Section 229 of Title 8 is amended by striking out said section and inserting in lieu thereof the following:

§ 229. Waiver of Notice

Whenever notice is required to be given under any provision of this chapter or of the certificate of incorporation or by-laws, a written waiver thereof, signed by the person entitled to notice, whether before or after the time stated therein, shall be deemed equivalent to notice. Attendance of a person at a meeting shall constitute a waiver of notice of such meeting, except when the person attends a meeting for the express purpose of objecting, at the beginning of the meeting, to the transaction of any business because the meeting is not lawfully called or convened. Neither the business to be transacted at, nor the purpose of, any regular or special meeting of the stockholders, directors, or members of a committee of directors need be specified in any written waiver of notice unless so required by the certificate of incorporation or the by-laws.

Section 242 of Title 8 is amended by striking out all of subsections (b) and (c) and inserting in lieu thereof the following:

(b) Whenever an amendment effects any change in the issued shares of the corporation, the aggregate amount of capital represented by all issued shares immediately after the amendment shall not be less than the aggregate amount of capital represented by all issued shares immediately before the amendment and the certificate of amendment shall state that the capital of the corporation will not be reduced under or by reason of the amendment.

Section 242 of Title 8 is amended by changing the designation of subsection (d) to subsection (c).

Section 242 of Title 8 is amended by striking out the fourth and fifth sentences of paragraph (1) of old subsection (d) and inserting in lieu thereof the following:

At the meeting a vote of the stockholders entitled to vote thereon shall be taken for and against the proposed amendment. If a majority of the outstanding stock entitled to vote thereon, and a majority of the outstanding stock of each class entitled to vote thereon as a class has been voted in favor of the amendment, a certificate setting forth the amendment and certifying that such amendment has been duly adopted in accordance with the provisions of this section shall be executed, acknowledged, filed, and recorded, and shall become effective in accordance with section 103 of this title.

------------------------------------------------------------

◆ TASKS TO COMPLETE:
1. Reproduce the part of the amendments to Title 8 starting at "Whenever notice is" and ending at "or the by-laws.".
2. According to the amendments to Title 8, what does attendance of a person at a meeting constitute?

◆ ITEMS:
------------------------------------------------------------

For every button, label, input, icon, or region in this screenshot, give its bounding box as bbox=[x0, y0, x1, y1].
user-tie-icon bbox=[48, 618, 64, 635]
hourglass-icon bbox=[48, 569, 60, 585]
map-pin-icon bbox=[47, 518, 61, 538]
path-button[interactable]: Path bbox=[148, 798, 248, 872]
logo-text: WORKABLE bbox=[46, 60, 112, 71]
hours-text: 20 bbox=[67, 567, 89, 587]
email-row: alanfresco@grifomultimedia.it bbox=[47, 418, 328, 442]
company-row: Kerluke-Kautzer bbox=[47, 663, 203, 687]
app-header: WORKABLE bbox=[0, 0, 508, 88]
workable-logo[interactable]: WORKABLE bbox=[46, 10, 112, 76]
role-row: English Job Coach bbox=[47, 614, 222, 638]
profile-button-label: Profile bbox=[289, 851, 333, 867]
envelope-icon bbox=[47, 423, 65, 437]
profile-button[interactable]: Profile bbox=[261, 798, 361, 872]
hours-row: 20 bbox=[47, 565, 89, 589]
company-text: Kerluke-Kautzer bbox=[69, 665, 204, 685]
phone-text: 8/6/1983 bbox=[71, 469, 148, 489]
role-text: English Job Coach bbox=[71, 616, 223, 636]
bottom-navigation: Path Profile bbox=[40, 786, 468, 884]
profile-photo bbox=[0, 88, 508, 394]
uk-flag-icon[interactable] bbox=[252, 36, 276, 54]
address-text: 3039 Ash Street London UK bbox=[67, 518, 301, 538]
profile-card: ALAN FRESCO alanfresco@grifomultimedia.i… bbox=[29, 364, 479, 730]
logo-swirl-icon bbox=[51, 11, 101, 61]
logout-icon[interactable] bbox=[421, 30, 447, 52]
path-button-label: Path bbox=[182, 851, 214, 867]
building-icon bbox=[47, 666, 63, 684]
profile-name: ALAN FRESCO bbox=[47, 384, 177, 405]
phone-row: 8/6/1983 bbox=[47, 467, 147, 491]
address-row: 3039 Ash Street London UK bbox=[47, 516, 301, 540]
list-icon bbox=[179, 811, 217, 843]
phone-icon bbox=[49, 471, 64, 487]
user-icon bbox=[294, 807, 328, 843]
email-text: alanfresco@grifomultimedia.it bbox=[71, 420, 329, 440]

------------------------------------------------------------

◆ RESULTS BY TASK:
1.
Whenever notice is required to be given under any provision of this chapter or of the certificate of incorporation or by-laws, a written waiver thereof, signed by the person entitled to notice, whether before or after the time stated therein, shall be deemed equivalent to notice. Attendance of a person at a meeting shall constitute a waiver of notice of such meeting, except when the person attends a meeting for the express purpose of objecting, at the beginning of the meeting, to the transaction of any business because the meeting is not lawfully called or convened. Neither the business to be transacted at, nor the purpose of, any regular or special meeting of the stockholders, directors, or members of a committee of directors need be specified in any written waiver of notice unless so required by the certificate of incorporation or the by-laws.

2. It constitutes a waiver of notice of that meeting, unless the person attends for the express purpose of objecting at the start to the transaction of any business because the meeting was not lawfully called or convened.